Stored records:
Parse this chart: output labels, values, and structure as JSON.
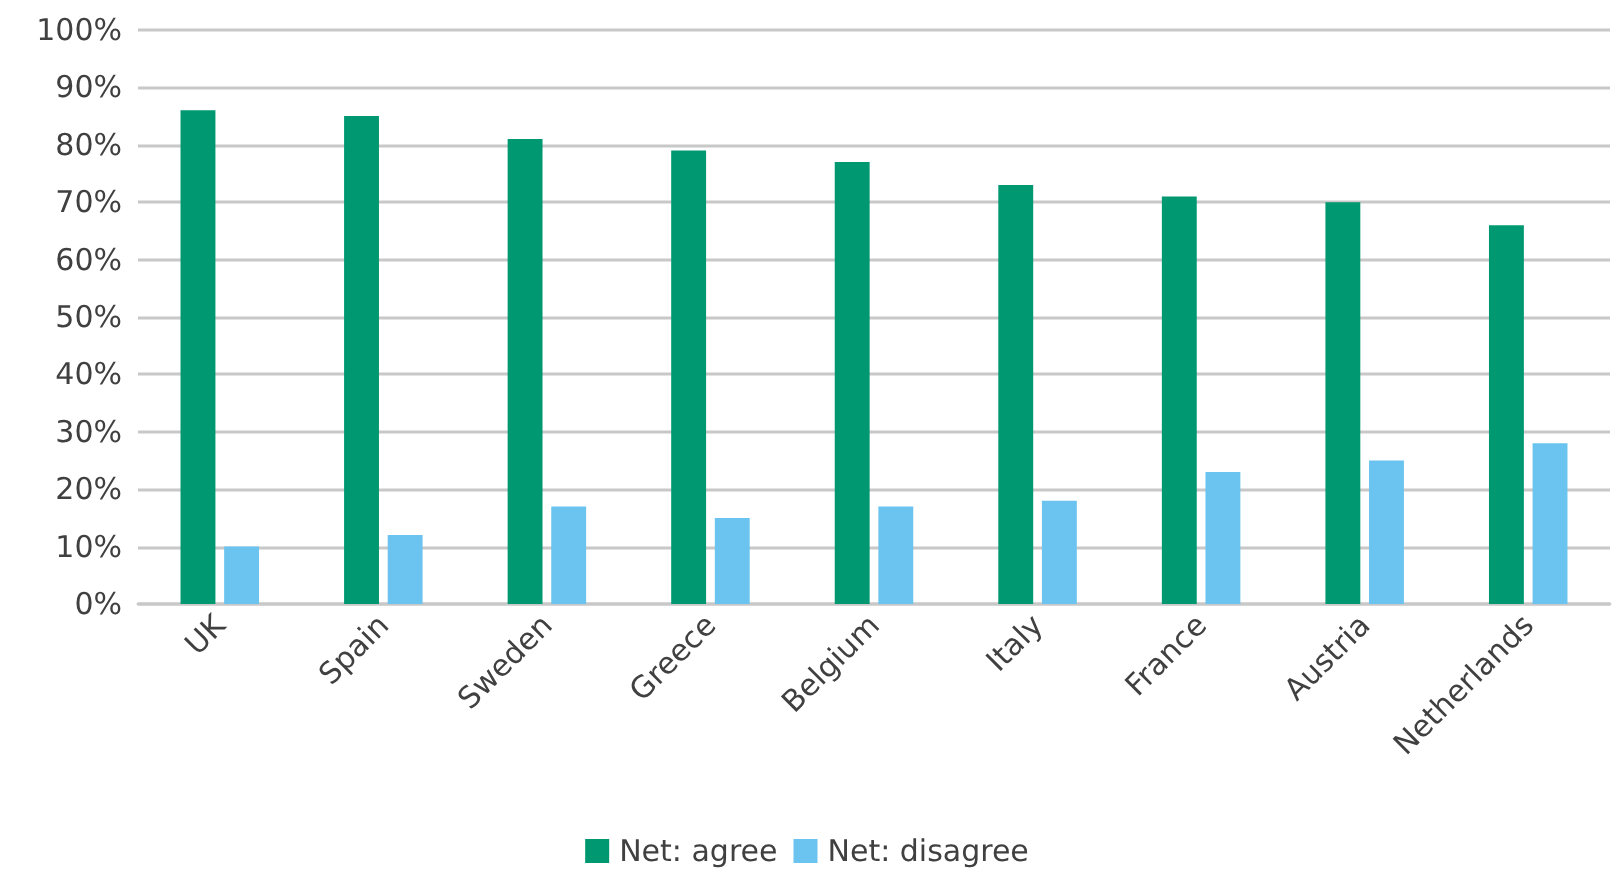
{
  "chart_data": {
    "type": "bar",
    "categories": [
      "UK",
      "Spain",
      "Sweden",
      "Greece",
      "Belgium",
      "Italy",
      "France",
      "Austria",
      "Netherlands"
    ],
    "series": [
      {
        "name": "Net: agree",
        "color": "#009870",
        "values": [
          86,
          85,
          81,
          79,
          77,
          73,
          71,
          70,
          66
        ]
      },
      {
        "name": "Net: disagree",
        "color": "#6ac4ef",
        "values": [
          10,
          12,
          17,
          15,
          17,
          18,
          23,
          25,
          28
        ]
      }
    ],
    "ylim": [
      0,
      100
    ],
    "yticks": [
      {
        "value": 0,
        "label": "0%"
      },
      {
        "value": 10,
        "label": "10%"
      },
      {
        "value": 20,
        "label": "20%"
      },
      {
        "value": 30,
        "label": "30%"
      },
      {
        "value": 40,
        "label": "40%"
      },
      {
        "value": 50,
        "label": "50%"
      },
      {
        "value": 60,
        "label": "60%"
      },
      {
        "value": 70,
        "label": "70%"
      },
      {
        "value": 80,
        "label": "80%"
      },
      {
        "value": 90,
        "label": "90%"
      },
      {
        "value": 100,
        "label": "100%"
      }
    ],
    "grid": "y",
    "legend": "bottom"
  }
}
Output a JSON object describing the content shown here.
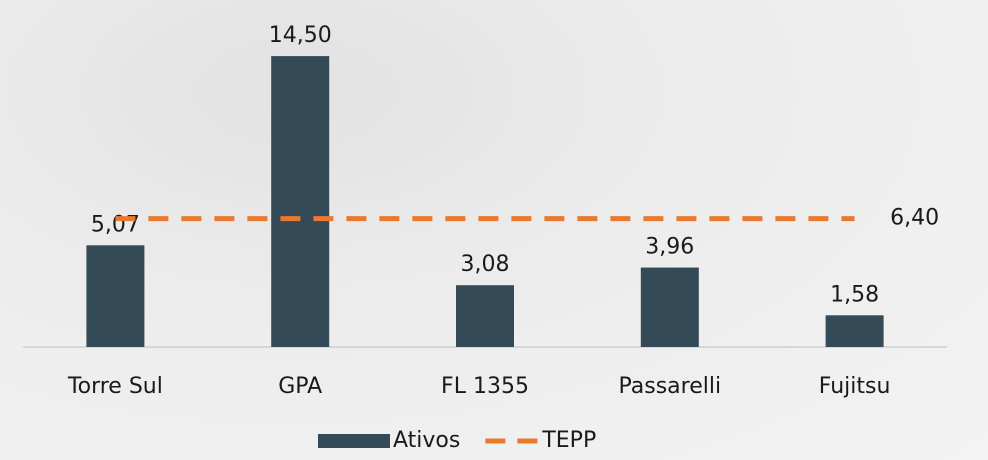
{
  "chart_data": {
    "type": "bar",
    "categories": [
      "Torre Sul",
      "GPA",
      "FL 1355",
      "Passarelli",
      "Fujitsu"
    ],
    "series": [
      {
        "name": "Ativos",
        "color": "#344b57",
        "values": [
          5.07,
          14.5,
          3.08,
          3.96,
          1.58
        ],
        "value_labels": [
          "5,07",
          "14,50",
          "3,08",
          "3,96",
          "1,58"
        ]
      },
      {
        "name": "TEPP",
        "type": "line",
        "dashed": true,
        "color": "#e8792e",
        "values": [
          6.4,
          6.4,
          6.4,
          6.4,
          6.4
        ],
        "value_labels": [
          null,
          null,
          null,
          null,
          "6,40"
        ]
      }
    ],
    "ylim": [
      0,
      16
    ]
  }
}
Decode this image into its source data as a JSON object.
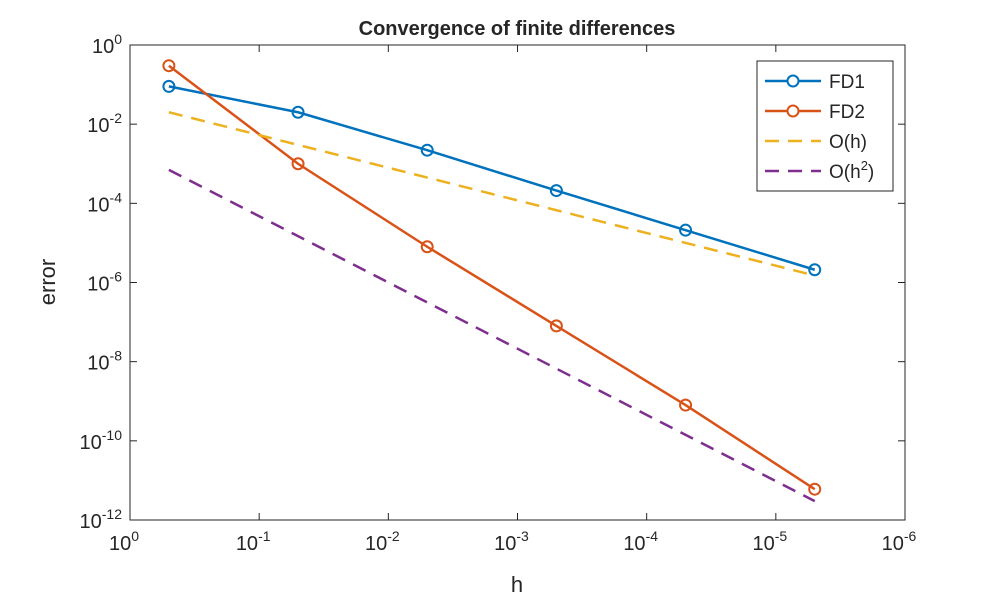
{
  "chart_data": {
    "type": "line",
    "title": "Convergence of finite differences",
    "xlabel": "h",
    "ylabel": "error",
    "xscale": "log",
    "yscale": "log",
    "x_reversed": true,
    "xlim": [
      1,
      1e-06
    ],
    "ylim": [
      1e-12,
      1
    ],
    "xticks": [
      {
        "value": 1,
        "base": "10",
        "exp": "0"
      },
      {
        "value": 0.1,
        "base": "10",
        "exp": "-1"
      },
      {
        "value": 0.01,
        "base": "10",
        "exp": "-2"
      },
      {
        "value": 0.001,
        "base": "10",
        "exp": "-3"
      },
      {
        "value": 0.0001,
        "base": "10",
        "exp": "-4"
      },
      {
        "value": 1e-05,
        "base": "10",
        "exp": "-5"
      },
      {
        "value": 1e-06,
        "base": "10",
        "exp": "-6"
      }
    ],
    "yticks": [
      {
        "value": 1,
        "base": "10",
        "exp": "0"
      },
      {
        "value": 0.01,
        "base": "10",
        "exp": "-2"
      },
      {
        "value": 0.0001,
        "base": "10",
        "exp": "-4"
      },
      {
        "value": 1e-06,
        "base": "10",
        "exp": "-6"
      },
      {
        "value": 1e-08,
        "base": "10",
        "exp": "-8"
      },
      {
        "value": 1e-10,
        "base": "10",
        "exp": "-10"
      },
      {
        "value": 1e-12,
        "base": "10",
        "exp": "-12"
      }
    ],
    "grid": false,
    "legend_position": "top-right",
    "series": [
      {
        "name": "FD1",
        "legend_base": "FD1",
        "legend_sup": "",
        "legend_tail": "",
        "color": "#0072BD",
        "style": "solid",
        "marker": "circle",
        "x": [
          0.5,
          0.05,
          0.005,
          0.0005,
          5e-05,
          5e-06
        ],
        "y": [
          0.09,
          0.02,
          0.0022,
          0.00021,
          2.1e-05,
          2.1e-06
        ]
      },
      {
        "name": "FD2",
        "legend_base": "FD2",
        "legend_sup": "",
        "legend_tail": "",
        "color": "#D95319",
        "style": "solid",
        "marker": "circle",
        "x": [
          0.5,
          0.05,
          0.005,
          0.0005,
          5e-05,
          5e-06
        ],
        "y": [
          0.3,
          0.001,
          8e-06,
          8e-08,
          8e-10,
          6e-12
        ]
      },
      {
        "name": "O(h)",
        "legend_base": "O(h)",
        "legend_sup": "",
        "legend_tail": "",
        "color": "#EDB120",
        "style": "dashed",
        "marker": "none",
        "x": [
          0.5,
          5e-06
        ],
        "y": [
          0.02,
          1.5e-06
        ]
      },
      {
        "name": "O(h^2)",
        "legend_base": "O(h",
        "legend_sup": "2",
        "legend_tail": ")",
        "color": "#7E2F8E",
        "style": "dashed",
        "marker": "none",
        "x": [
          0.5,
          5e-06
        ],
        "y": [
          0.0007,
          3e-12
        ]
      }
    ]
  }
}
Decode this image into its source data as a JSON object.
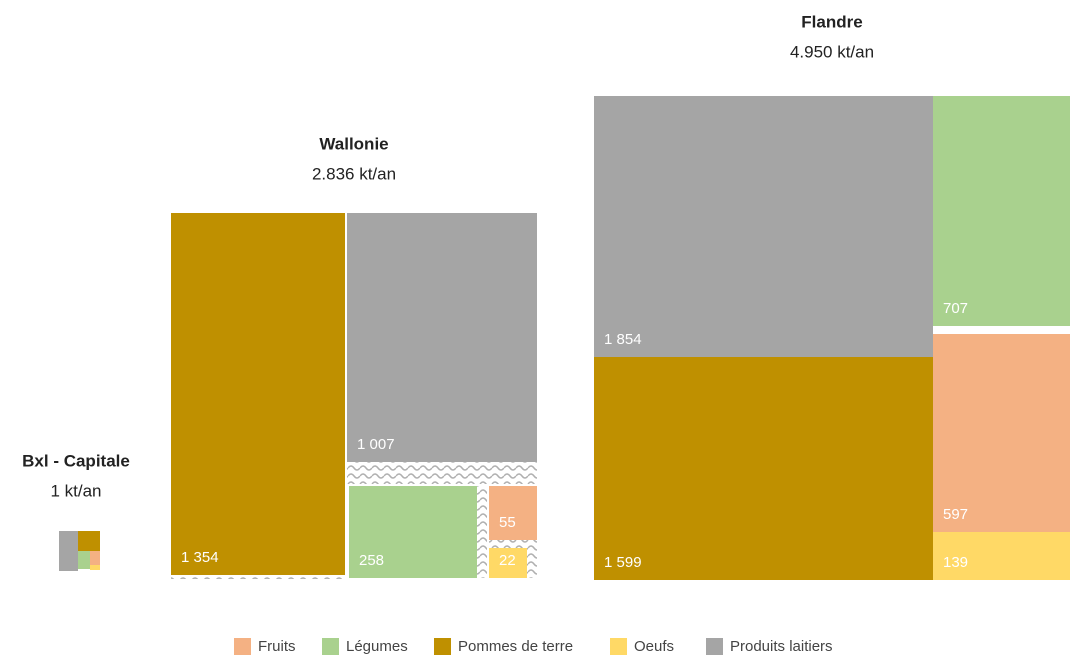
{
  "chart_data": {
    "type": "treemap",
    "series": [
      {
        "name": "Fruits",
        "color": "#f4b183"
      },
      {
        "name": "Légumes",
        "color": "#a9d18e"
      },
      {
        "name": "Pommes de terre",
        "color": "#bf9000"
      },
      {
        "name": "Oeufs",
        "color": "#ffd966"
      },
      {
        "name": "Produits laitiers",
        "color": "#a5a5a5"
      }
    ],
    "groups": [
      {
        "name": "Wallonie",
        "subtitle": "2.836 kt/an",
        "items": [
          {
            "series": 2,
            "value": 1354,
            "value_label": "1 354"
          },
          {
            "series": 4,
            "value": 1007,
            "value_label": "1 007"
          },
          {
            "series": 1,
            "value": 258
          },
          {
            "series": 0,
            "value": 55
          },
          {
            "series": 3,
            "value": 22
          }
        ]
      },
      {
        "name": "Flandre",
        "subtitle": "4.950 kt/an",
        "items": [
          {
            "series": 4,
            "value": 1854,
            "value_label": "1 854"
          },
          {
            "series": 2,
            "value": 1599,
            "value_label": "1 599"
          },
          {
            "series": 1,
            "value": 707
          },
          {
            "series": 0,
            "value": 597
          },
          {
            "series": 3,
            "value": 139
          }
        ]
      },
      {
        "name": "Bxl - Capitale",
        "subtitle": "1 kt/an",
        "items": []
      }
    ]
  }
}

Set exercise:
Repeat each entry precisely as it appears. Leave the pictures out.

Complete answer:
Parse this chart: output labels, values, and structure as JSON.
{
  "chart_data": {
    "type": "bar",
    "categories": [
      "UK",
      "Spain",
      "Sweden",
      "Greece",
      "Belgium",
      "Italy",
      "France",
      "Austria",
      "Netherlands"
    ],
    "series": [
      {
        "name": "Net: agree",
        "color": "#009870",
        "values": [
          86,
          85,
          81,
          79,
          77,
          73,
          71,
          70,
          66
        ]
      },
      {
        "name": "Net: disagree",
        "color": "#6ac4ef",
        "values": [
          10,
          12,
          17,
          15,
          17,
          18,
          23,
          25,
          28
        ]
      }
    ],
    "ylim": [
      0,
      100
    ],
    "yticks": [
      {
        "value": 0,
        "label": "0%"
      },
      {
        "value": 10,
        "label": "10%"
      },
      {
        "value": 20,
        "label": "20%"
      },
      {
        "value": 30,
        "label": "30%"
      },
      {
        "value": 40,
        "label": "40%"
      },
      {
        "value": 50,
        "label": "50%"
      },
      {
        "value": 60,
        "label": "60%"
      },
      {
        "value": 70,
        "label": "70%"
      },
      {
        "value": 80,
        "label": "80%"
      },
      {
        "value": 90,
        "label": "90%"
      },
      {
        "value": 100,
        "label": "100%"
      }
    ],
    "grid": "y",
    "legend": "bottom"
  }
}
Output a JSON object describing the content shown here.
{
  "chart_data": {
    "type": "bar",
    "categories": [
      "Torre Sul",
      "GPA",
      "FL 1355",
      "Passarelli",
      "Fujitsu"
    ],
    "series": [
      {
        "name": "Ativos",
        "color": "#344b57",
        "values": [
          5.07,
          14.5,
          3.08,
          3.96,
          1.58
        ],
        "value_labels": [
          "5,07",
          "14,50",
          "3,08",
          "3,96",
          "1,58"
        ]
      },
      {
        "name": "TEPP",
        "type": "line",
        "dashed": true,
        "color": "#e8792e",
        "values": [
          6.4,
          6.4,
          6.4,
          6.4,
          6.4
        ],
        "value_labels": [
          null,
          null,
          null,
          null,
          "6,40"
        ]
      }
    ],
    "ylim": [
      0,
      16
    ]
  }
}
Decode this image into its source data as a JSON object.
{
  "chart_data": {
    "type": "line",
    "title": "Convergence of finite differences",
    "xlabel": "h",
    "ylabel": "error",
    "xscale": "log",
    "yscale": "log",
    "x_reversed": true,
    "xlim": [
      1,
      1e-06
    ],
    "ylim": [
      1e-12,
      1
    ],
    "xticks": [
      {
        "value": 1,
        "base": "10",
        "exp": "0"
      },
      {
        "value": 0.1,
        "base": "10",
        "exp": "-1"
      },
      {
        "value": 0.01,
        "base": "10",
        "exp": "-2"
      },
      {
        "value": 0.001,
        "base": "10",
        "exp": "-3"
      },
      {
        "value": 0.0001,
        "base": "10",
        "exp": "-4"
      },
      {
        "value": 1e-05,
        "base": "10",
        "exp": "-5"
      },
      {
        "value": 1e-06,
        "base": "10",
        "exp": "-6"
      }
    ],
    "yticks": [
      {
        "value": 1,
        "base": "10",
        "exp": "0"
      },
      {
        "value": 0.01,
        "base": "10",
        "exp": "-2"
      },
      {
        "value": 0.0001,
        "base": "10",
        "exp": "-4"
      },
      {
        "value": 1e-06,
        "base": "10",
        "exp": "-6"
      },
      {
        "value": 1e-08,
        "base": "10",
        "exp": "-8"
      },
      {
        "value": 1e-10,
        "base": "10",
        "exp": "-10"
      },
      {
        "value": 1e-12,
        "base": "10",
        "exp": "-12"
      }
    ],
    "grid": false,
    "legend_position": "top-right",
    "series": [
      {
        "name": "FD1",
        "legend_base": "FD1",
        "legend_sup": "",
        "legend_tail": "",
        "color": "#0072BD",
        "style": "solid",
        "marker": "circle",
        "x": [
          0.5,
          0.05,
          0.005,
          0.0005,
          5e-05,
          5e-06
        ],
        "y": [
          0.09,
          0.02,
          0.0022,
          0.00021,
          2.1e-05,
          2.1e-06
        ]
      },
      {
        "name": "FD2",
        "legend_base": "FD2",
        "legend_sup": "",
        "legend_tail": "",
        "color": "#D95319",
        "style": "solid",
        "marker": "circle",
        "x": [
          0.5,
          0.05,
          0.005,
          0.0005,
          5e-05,
          5e-06
        ],
        "y": [
          0.3,
          0.001,
          8e-06,
          8e-08,
          8e-10,
          6e-12
        ]
      },
      {
        "name": "O(h)",
        "legend_base": "O(h)",
        "legend_sup": "",
        "legend_tail": "",
        "color": "#EDB120",
        "style": "dashed",
        "marker": "none",
        "x": [
          0.5,
          5e-06
        ],
        "y": [
          0.02,
          1.5e-06
        ]
      },
      {
        "name": "O(h^2)",
        "legend_base": "O(h",
        "legend_sup": "2",
        "legend_tail": ")",
        "color": "#7E2F8E",
        "style": "dashed",
        "marker": "none",
        "x": [
          0.5,
          5e-06
        ],
        "y": [
          0.0007,
          3e-12
        ]
      }
    ]
  }
}
Decode this image into its source data as a JSON object.
{
  "chart_data": {
    "type": "treemap",
    "series": [
      {
        "name": "Fruits",
        "color": "#f4b183"
      },
      {
        "name": "Légumes",
        "color": "#a9d18e"
      },
      {
        "name": "Pommes de terre",
        "color": "#bf9000"
      },
      {
        "name": "Oeufs",
        "color": "#ffd966"
      },
      {
        "name": "Produits laitiers",
        "color": "#a5a5a5"
      }
    ],
    "groups": [
      {
        "name": "Wallonie",
        "subtitle": "2.836 kt/an",
        "items": [
          {
            "series": 2,
            "value": 1354,
            "value_label": "1 354"
          },
          {
            "series": 4,
            "value": 1007,
            "value_label": "1 007"
          },
          {
            "series": 1,
            "value": 258
          },
          {
            "series": 0,
            "value": 55
          },
          {
            "series": 3,
            "value": 22
          }
        ]
      },
      {
        "name": "Flandre",
        "subtitle": "4.950 kt/an",
        "items": [
          {
            "series": 4,
            "value": 1854,
            "value_label": "1 854"
          },
          {
            "series": 2,
            "value": 1599,
            "value_label": "1 599"
          },
          {
            "series": 1,
            "value": 707
          },
          {
            "series": 0,
            "value": 597
          },
          {
            "series": 3,
            "value": 139
          }
        ]
      },
      {
        "name": "Bxl - Capitale",
        "subtitle": "1 kt/an",
        "items": []
      }
    ]
  }
}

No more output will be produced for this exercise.